* To do *
1) Please rewrite the Eugene Jeter profile from "- Listed height: 5" to "College: Portland (2002–2006)", replacing "High school" with "Secondary school".
2) List every career highlight named in the Eugene Jeter profile.
3) Continue the Eugene Jeter profile from where it stops.

* Source text *
Portland Trail Blazers
- Title: Player development coach
- League: NBA

Personal information
- Born: December 2, 1983 (age 42) Los Angeles, California, U.S.
- Listed height: 5 ft 11 in (1.80 m)
- Listed weight: 175 lb (79 kg)

Career information
- High school: Junipero Serra (Gardena, California)
- College: Portland (2002–2006)
- NBA draft: 2006: undrafted
- Playing career: 2006–2023
- Position: Point guard
- Number: 5, 15

Career history
- 2006–2007: Colorado 14ers
- 2007–2008: Kyiv
- 2008–2009: ViveMenorca
- 2009: Unicaja Málaga
- 2009–2010: Hapoel Jerusalem
- 2010–2011: Sacramento Kings
- 2011–2012: Joventut Badalona
- 2012–2016: Shandong Lions / Golden Stars
- 2015: Limoges CSP
- 2016–2018: Tianjin Gold Lions
- 2018–2020: Fujian Sturgeons
- 2021: BC Dnipro
- 2021–2023: NBA G League Ignite

Career highlights
- LNB Pro A champion (2015); CBA All-Star (2013); Israeli Super League Sixth Man of the Year (2010); NBA D-League All-Star (2007); 2× First-team All-WCC (2004, 2006);
- Stats at NBA.com
- Stats at Basketball Reference

= Eugene Jeter =

American-Ukrainian basketball player (born 1983)

* Excerpted data *
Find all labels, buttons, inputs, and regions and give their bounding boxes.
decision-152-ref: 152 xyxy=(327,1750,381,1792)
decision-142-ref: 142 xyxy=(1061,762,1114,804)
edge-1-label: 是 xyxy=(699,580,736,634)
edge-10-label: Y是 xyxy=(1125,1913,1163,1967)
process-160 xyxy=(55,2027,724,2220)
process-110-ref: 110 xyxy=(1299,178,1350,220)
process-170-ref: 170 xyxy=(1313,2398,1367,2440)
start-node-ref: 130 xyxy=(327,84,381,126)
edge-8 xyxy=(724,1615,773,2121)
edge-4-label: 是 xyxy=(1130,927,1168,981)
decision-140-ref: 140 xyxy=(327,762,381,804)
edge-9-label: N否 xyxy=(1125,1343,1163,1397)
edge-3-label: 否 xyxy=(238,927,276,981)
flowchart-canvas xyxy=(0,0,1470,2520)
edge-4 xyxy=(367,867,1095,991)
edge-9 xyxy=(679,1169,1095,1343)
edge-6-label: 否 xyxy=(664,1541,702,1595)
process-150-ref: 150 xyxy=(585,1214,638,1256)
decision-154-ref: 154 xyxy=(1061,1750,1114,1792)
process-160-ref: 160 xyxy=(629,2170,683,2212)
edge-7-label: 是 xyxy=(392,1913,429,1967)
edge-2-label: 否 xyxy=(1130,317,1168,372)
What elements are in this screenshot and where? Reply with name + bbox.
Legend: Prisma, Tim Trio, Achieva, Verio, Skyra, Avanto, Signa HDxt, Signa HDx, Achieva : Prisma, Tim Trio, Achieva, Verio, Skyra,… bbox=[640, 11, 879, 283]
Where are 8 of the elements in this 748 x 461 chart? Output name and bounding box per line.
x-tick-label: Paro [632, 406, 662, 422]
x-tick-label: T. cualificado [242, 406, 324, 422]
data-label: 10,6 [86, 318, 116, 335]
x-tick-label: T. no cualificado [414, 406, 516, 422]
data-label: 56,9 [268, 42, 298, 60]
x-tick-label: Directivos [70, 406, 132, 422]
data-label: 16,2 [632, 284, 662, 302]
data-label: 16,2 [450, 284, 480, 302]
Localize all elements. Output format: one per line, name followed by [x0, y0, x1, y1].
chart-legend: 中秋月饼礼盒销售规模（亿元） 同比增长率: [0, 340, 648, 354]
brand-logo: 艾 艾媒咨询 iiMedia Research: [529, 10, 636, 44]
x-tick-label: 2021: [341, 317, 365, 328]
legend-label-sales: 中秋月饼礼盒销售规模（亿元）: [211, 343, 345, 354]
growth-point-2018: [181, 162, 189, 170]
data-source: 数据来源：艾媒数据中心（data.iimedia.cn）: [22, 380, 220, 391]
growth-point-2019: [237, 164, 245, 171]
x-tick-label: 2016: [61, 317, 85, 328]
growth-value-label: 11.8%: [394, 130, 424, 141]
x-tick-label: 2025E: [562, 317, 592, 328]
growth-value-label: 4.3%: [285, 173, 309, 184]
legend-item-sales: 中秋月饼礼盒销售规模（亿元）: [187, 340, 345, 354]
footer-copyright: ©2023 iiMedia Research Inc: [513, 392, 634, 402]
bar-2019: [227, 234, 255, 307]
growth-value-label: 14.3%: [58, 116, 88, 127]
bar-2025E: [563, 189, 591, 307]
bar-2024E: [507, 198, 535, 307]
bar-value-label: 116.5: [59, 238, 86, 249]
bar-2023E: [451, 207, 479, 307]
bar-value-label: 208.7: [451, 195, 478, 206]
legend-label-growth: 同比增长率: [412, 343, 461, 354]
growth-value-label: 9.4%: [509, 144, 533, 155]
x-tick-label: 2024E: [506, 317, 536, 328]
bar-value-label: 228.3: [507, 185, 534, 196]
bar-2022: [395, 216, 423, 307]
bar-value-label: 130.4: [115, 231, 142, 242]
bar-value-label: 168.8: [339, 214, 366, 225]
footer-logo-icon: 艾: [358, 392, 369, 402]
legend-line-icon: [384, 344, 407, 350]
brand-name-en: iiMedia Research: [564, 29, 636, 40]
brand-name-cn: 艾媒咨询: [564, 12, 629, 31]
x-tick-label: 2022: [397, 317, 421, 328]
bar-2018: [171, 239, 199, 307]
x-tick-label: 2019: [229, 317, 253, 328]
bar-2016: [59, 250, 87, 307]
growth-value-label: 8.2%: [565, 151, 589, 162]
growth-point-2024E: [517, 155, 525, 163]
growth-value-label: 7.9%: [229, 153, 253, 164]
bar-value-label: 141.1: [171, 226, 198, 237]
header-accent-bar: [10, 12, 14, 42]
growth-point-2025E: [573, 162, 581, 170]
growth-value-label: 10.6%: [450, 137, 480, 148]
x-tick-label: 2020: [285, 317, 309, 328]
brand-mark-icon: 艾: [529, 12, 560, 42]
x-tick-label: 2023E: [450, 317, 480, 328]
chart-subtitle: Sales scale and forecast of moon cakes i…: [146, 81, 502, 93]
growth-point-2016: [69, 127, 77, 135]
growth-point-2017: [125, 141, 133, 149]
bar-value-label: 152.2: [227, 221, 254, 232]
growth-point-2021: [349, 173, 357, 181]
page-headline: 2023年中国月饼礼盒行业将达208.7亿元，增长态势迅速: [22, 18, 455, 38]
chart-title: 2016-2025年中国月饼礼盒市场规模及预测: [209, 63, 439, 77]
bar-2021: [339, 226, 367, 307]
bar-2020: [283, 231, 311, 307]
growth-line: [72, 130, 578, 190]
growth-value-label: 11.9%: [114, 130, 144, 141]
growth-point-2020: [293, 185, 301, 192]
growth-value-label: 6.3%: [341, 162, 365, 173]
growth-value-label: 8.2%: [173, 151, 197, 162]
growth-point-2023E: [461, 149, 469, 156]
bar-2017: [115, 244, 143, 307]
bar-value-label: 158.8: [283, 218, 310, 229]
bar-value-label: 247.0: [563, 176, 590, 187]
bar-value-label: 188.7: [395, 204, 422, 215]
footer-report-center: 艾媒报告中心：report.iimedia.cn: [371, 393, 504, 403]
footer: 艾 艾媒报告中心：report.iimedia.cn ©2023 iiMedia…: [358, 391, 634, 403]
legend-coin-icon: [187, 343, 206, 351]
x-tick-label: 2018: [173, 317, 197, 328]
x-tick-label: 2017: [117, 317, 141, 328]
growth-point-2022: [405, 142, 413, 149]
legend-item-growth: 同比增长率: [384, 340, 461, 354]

* Answer section *
1)
- Listed height: 5 ft 11 in (1.80 m)
- Listed weight: 175 lb (79 kg)

Career information
- Secondary school: Junipero Serra (Gardena, California)
- College: Portland (2002–2006)

2)
- LNB Pro A champion (2015)
- CBA All-Star (2013)
- Israeli Super League Sixth Man of the Year (2010)
- NBA D-League All-Star (2007)
- 2× First-team All-WCC (2004, 2006)

3)
Eugene "Pooh" Jeter III (/ˈdʒɛtər/; born December 2, 1983) is an American-born naturalized Ukrainian professional basketball coach, executive and former player, currently serving as a player development coach for the Portland Trail Blazers of the National Basketball Association (NBA) and assistant GM for the Rip City Remix of the NBA G League. He played college basketball for the Portland Pilots and was a naturalized player for the Ukraine national team with his naturalized name being Yudzhin Dzheter (Ukrainian: Юджін Джетер).

== Professional career ==
Jeter went undrafted at the 2006 NBA draft. He played his first professional season with the Colorado 14ers of the NBA D-League.

In August 2007, Jeter moved to Europe and signed a one-year deal with BC Kyiv of Ukraine.

In August 2008, Jeter moved to Spain and signed a one-year deal with ViveMenorca of the Liga ACB.

In September 2009, Jeter signed with Unicaja Málaga. In November 2009, he left Unicaja and signed with Hapoel Jerusalem of Israel for the remainder of the season.

On July 21, 2010, Jeter signed with the Sacramento Kings.

In August 2011, Jeter returned to Spain and signed with Joventut Badalona for the 2011–12 season.

In September 2012, Jeter signed with Shandong Lions of the Chinese Basketball Association. In July 2014, he extended his contract with Shandong for two more years.

On March 21, 2015, Jeter signed with Limoges CSP of France for the rest of the 2014–15 LNB Pro A season.

On July 14, 2015, Jeter re-signed with the Shandong Lions for the 2015–16 season.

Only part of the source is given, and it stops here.